▶ Work to complete
Extract the complete listing and repeat it word for word.

Records from a collection

- - -

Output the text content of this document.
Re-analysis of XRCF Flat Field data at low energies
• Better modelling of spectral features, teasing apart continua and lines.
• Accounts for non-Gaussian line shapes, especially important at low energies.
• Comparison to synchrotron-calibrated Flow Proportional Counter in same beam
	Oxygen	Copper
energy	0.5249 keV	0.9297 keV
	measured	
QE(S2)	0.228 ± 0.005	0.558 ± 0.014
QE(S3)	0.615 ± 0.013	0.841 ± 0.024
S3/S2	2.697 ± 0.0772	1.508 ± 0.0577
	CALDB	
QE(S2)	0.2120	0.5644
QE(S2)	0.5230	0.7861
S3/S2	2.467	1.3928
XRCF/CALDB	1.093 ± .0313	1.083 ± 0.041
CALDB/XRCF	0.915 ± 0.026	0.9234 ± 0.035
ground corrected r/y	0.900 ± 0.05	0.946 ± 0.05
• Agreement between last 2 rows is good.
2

- - -

▶ Answer for the task
Output the text content of this document.
Re-analysis of XRCF Flat Field data at low energies
• Better modelling of spectral features, teasing apart continua and lines.
• Accounts for non-Gaussian line shapes, especially important at low energies.
• Comparison to synchrotron-calibrated Flow Proportional Counter in same beam
	Oxygen	Copper
energy	0.5249 keV	0.9297 keV
	measured	
QE(S2)	0.228 ± 0.005	0.558 ± 0.014
QE(S3)	0.615 ± 0.013	0.841 ± 0.024
S3/S2	2.697 ± 0.0772	1.508 ± 0.0577
	CALDB	
QE(S2)	0.2120	0.5644
QE(S2)	0.5230	0.7861
S3/S2	2.467	1.3928
XRCF/CALDB	1.093 ± .0313	1.083 ± 0.041
CALDB/XRCF	0.915 ± 0.026	0.9234 ± 0.035
ground corrected r/y	0.900 ± 0.05	0.946 ± 0.05
• Agreement between last 2 rows is good.
2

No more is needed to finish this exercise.